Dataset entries

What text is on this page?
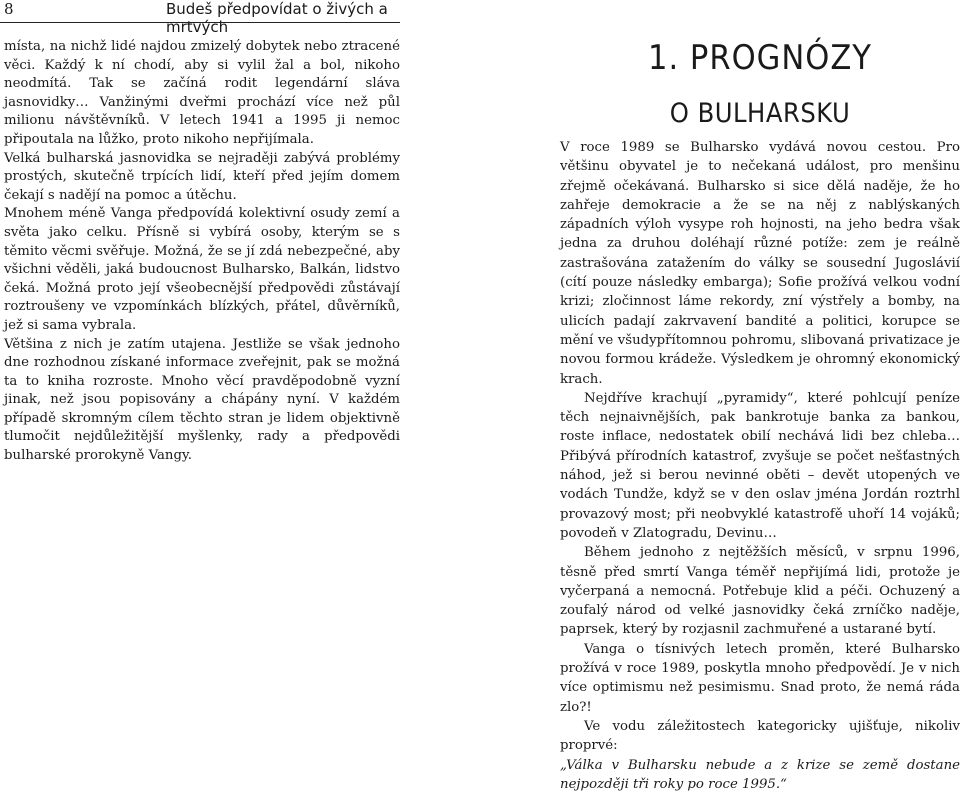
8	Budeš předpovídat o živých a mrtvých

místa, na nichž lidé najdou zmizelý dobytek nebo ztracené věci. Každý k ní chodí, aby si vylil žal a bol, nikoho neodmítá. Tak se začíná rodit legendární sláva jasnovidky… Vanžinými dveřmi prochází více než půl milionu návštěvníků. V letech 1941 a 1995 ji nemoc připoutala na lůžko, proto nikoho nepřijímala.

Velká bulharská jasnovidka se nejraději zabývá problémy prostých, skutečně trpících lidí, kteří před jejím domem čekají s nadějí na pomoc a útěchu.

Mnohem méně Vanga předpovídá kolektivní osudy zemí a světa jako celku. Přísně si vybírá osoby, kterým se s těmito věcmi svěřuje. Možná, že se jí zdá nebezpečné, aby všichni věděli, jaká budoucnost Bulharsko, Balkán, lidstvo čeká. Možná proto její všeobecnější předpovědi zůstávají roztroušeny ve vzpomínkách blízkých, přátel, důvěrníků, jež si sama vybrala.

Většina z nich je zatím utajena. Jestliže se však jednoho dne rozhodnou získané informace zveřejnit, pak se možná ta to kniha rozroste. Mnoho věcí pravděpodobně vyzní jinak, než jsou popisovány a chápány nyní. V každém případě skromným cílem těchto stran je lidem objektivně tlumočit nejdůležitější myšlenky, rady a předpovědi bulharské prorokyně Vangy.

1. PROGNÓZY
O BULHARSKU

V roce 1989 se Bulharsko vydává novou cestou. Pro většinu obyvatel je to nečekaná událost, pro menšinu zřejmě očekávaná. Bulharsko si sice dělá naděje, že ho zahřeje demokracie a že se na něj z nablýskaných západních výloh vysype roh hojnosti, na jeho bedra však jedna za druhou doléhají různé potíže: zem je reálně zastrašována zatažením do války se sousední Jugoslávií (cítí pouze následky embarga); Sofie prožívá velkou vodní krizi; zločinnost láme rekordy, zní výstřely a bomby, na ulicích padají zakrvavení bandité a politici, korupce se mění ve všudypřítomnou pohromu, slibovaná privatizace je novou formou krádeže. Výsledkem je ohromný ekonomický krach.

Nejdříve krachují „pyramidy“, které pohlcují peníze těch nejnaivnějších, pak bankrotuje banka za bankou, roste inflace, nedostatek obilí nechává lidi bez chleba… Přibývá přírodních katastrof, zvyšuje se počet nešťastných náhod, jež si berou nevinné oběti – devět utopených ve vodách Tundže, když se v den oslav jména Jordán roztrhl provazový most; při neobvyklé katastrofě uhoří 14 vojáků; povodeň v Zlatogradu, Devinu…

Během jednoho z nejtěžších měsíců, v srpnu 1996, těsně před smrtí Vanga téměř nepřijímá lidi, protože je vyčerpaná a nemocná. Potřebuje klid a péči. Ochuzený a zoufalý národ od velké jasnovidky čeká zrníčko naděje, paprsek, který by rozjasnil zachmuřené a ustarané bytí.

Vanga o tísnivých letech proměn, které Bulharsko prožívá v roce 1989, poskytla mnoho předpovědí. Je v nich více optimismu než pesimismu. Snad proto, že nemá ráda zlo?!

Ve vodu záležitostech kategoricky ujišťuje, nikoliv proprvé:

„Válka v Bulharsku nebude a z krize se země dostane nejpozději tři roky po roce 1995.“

PROBLEM DETAILS:
Copy all lines from the listing that contain "roce".

SOLUTION TO THE PROBLEM:
V roce 1989 se Bulharsko vydává novou cestou. Pro většinu obyvatel je to nečekaná událost, pro menšinu zřejmě očekávaná. Bulharsko si sice dělá naděje, že ho zahřeje demokracie a že se na něj z nablýskaných západních výloh vysype roh hojnosti, na jeho bedra však jedna za druhou doléhají různé potíže: zem je reálně zastrašována zatažením do války se sousední Jugoslávií (cítí pouze následky embarga); Sofie prožívá velkou vodní krizi; zločinnost láme rekordy, zní výstřely a bomby, na ulicích padají zakrvavení bandité a politici, korupce se mění ve všudypřítomnou pohromu, slibovaná privatizace je novou formou krádeže. Výsledkem je ohromný ekonomický krach.
Vanga o tísnivých letech proměn, které Bulharsko prožívá v roce 1989, poskytla mnoho předpovědí. Je v nich více optimismu než pesimismu. Snad proto, že nemá ráda zlo?!
„Válka v Bulharsku nebude a z krize se země dostane nejpozději tři roky po roce 1995.“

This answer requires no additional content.